- **Written task**:
Return the entries below verbatim, from the first line through the line containing "publish-icon[interactable]: ▲ [37, 43, 43, 49]".

- **Input data**:
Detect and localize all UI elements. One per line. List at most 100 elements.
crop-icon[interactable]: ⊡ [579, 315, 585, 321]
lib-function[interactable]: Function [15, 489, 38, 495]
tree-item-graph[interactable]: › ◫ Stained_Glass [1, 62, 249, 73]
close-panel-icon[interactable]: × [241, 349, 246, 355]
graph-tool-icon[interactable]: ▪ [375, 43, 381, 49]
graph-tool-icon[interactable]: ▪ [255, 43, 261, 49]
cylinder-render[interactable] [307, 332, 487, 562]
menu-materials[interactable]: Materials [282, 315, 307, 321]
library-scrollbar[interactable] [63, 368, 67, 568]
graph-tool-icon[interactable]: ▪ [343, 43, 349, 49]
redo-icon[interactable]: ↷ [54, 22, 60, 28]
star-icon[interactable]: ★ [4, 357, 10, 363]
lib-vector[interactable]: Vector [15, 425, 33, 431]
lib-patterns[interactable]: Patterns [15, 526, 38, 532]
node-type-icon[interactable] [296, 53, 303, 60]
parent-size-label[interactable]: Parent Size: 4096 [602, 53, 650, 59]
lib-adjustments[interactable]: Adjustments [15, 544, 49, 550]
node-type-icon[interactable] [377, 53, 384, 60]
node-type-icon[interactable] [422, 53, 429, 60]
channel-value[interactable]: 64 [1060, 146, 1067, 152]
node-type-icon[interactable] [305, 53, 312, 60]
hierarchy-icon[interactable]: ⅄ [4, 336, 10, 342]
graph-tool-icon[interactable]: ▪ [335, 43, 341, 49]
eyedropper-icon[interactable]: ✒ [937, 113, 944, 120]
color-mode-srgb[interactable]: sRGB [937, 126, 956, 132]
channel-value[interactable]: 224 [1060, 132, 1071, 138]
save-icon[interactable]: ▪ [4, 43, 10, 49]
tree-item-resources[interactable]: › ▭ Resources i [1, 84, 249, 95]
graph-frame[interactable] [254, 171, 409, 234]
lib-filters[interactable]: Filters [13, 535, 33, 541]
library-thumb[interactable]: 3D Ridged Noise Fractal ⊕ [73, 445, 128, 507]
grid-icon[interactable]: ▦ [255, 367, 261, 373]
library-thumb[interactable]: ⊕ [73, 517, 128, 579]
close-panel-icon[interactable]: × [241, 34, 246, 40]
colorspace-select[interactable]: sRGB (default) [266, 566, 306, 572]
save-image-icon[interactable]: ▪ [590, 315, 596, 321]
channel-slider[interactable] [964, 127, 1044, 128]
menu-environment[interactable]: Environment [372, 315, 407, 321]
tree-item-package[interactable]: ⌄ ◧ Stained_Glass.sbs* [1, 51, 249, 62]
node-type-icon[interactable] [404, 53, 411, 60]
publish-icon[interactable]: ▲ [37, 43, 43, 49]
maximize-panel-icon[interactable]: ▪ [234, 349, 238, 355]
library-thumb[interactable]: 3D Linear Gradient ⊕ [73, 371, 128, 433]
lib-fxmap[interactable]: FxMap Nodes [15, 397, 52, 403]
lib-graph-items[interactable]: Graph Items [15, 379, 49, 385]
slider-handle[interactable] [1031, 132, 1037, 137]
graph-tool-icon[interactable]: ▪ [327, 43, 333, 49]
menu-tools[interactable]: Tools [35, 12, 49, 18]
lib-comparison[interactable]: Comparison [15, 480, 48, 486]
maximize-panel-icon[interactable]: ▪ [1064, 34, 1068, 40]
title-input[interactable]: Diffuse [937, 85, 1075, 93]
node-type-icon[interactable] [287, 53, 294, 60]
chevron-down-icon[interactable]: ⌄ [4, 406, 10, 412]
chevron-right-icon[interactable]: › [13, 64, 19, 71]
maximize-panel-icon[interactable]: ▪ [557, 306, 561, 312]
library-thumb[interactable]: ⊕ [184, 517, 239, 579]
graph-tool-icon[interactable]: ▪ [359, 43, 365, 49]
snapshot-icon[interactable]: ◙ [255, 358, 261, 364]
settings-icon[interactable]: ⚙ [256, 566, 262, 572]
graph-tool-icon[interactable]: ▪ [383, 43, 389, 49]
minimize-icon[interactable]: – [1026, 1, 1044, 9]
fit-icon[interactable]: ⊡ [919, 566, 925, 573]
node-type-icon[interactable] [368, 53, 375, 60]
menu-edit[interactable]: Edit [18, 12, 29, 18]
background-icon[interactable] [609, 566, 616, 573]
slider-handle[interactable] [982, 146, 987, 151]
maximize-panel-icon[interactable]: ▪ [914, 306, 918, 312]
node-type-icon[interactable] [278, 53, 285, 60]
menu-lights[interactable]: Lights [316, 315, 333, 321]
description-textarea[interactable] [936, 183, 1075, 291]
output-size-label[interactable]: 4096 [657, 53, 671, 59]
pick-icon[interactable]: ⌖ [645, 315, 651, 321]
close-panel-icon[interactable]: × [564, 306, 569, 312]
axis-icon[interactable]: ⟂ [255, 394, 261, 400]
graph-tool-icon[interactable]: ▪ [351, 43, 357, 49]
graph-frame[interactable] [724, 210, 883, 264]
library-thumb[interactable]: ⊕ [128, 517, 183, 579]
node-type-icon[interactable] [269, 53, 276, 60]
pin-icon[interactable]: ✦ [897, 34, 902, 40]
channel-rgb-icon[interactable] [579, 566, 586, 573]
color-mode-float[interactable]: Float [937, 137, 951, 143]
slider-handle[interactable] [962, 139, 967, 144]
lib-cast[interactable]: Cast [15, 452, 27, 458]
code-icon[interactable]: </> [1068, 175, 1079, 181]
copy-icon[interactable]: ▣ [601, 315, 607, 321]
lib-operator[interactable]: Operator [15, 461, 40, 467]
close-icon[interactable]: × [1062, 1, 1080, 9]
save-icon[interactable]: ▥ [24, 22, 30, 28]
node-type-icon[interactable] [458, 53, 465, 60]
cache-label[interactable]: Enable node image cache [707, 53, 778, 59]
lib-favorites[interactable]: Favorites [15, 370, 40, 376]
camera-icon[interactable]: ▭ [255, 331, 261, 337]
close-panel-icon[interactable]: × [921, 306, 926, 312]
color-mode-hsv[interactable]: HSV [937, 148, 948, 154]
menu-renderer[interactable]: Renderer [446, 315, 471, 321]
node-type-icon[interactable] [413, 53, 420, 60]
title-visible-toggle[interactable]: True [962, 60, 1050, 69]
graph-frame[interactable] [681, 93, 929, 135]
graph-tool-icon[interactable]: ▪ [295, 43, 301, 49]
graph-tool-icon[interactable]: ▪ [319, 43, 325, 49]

- **Task answer**:
Detect and localize all UI elements. One per line. List at most 100 elements.
crop-icon[interactable]: ⊡ [579, 315, 585, 321]
lib-function[interactable]: Function [15, 489, 38, 495]
tree-item-graph[interactable]: › ◫ Stained_Glass [1, 62, 249, 73]
close-panel-icon[interactable]: × [241, 349, 246, 355]
graph-tool-icon[interactable]: ▪ [375, 43, 381, 49]
graph-tool-icon[interactable]: ▪ [255, 43, 261, 49]
cylinder-render[interactable] [307, 332, 487, 562]
menu-materials[interactable]: Materials [282, 315, 307, 321]
library-scrollbar[interactable] [63, 368, 67, 568]
graph-tool-icon[interactable]: ▪ [343, 43, 349, 49]
redo-icon[interactable]: ↷ [54, 22, 60, 28]
star-icon[interactable]: ★ [4, 357, 10, 363]
lib-vector[interactable]: Vector [15, 425, 33, 431]
lib-patterns[interactable]: Patterns [15, 526, 38, 532]
node-type-icon[interactable] [296, 53, 303, 60]
parent-size-label[interactable]: Parent Size: 4096 [602, 53, 650, 59]
lib-adjustments[interactable]: Adjustments [15, 544, 49, 550]
node-type-icon[interactable] [377, 53, 384, 60]
node-type-icon[interactable] [422, 53, 429, 60]
channel-value[interactable]: 64 [1060, 146, 1067, 152]
node-type-icon[interactable] [305, 53, 312, 60]
hierarchy-icon[interactable]: ⅄ [4, 336, 10, 342]
graph-tool-icon[interactable]: ▪ [335, 43, 341, 49]
eyedropper-icon[interactable]: ✒ [937, 113, 944, 120]
color-mode-srgb[interactable]: sRGB [937, 126, 956, 132]
channel-value[interactable]: 224 [1060, 132, 1071, 138]
save-icon[interactable]: ▪ [4, 43, 10, 49]
tree-item-resources[interactable]: › ▭ Resources i [1, 84, 249, 95]
graph-frame[interactable] [254, 171, 409, 234]
lib-filters[interactable]: Filters [13, 535, 33, 541]
library-thumb[interactable]: 3D Ridged Noise Fractal ⊕ [73, 445, 128, 507]
grid-icon[interactable]: ▦ [255, 367, 261, 373]
library-thumb[interactable]: ⊕ [73, 517, 128, 579]
close-panel-icon[interactable]: × [241, 34, 246, 40]
colorspace-select[interactable]: sRGB (default) [266, 566, 306, 572]
save-image-icon[interactable]: ▪ [590, 315, 596, 321]
channel-slider[interactable] [964, 127, 1044, 128]
menu-environment[interactable]: Environment [372, 315, 407, 321]
tree-item-package[interactable]: ⌄ ◧ Stained_Glass.sbs* [1, 51, 249, 62]
node-type-icon[interactable] [404, 53, 411, 60]
publish-icon[interactable]: ▲ [37, 43, 43, 49]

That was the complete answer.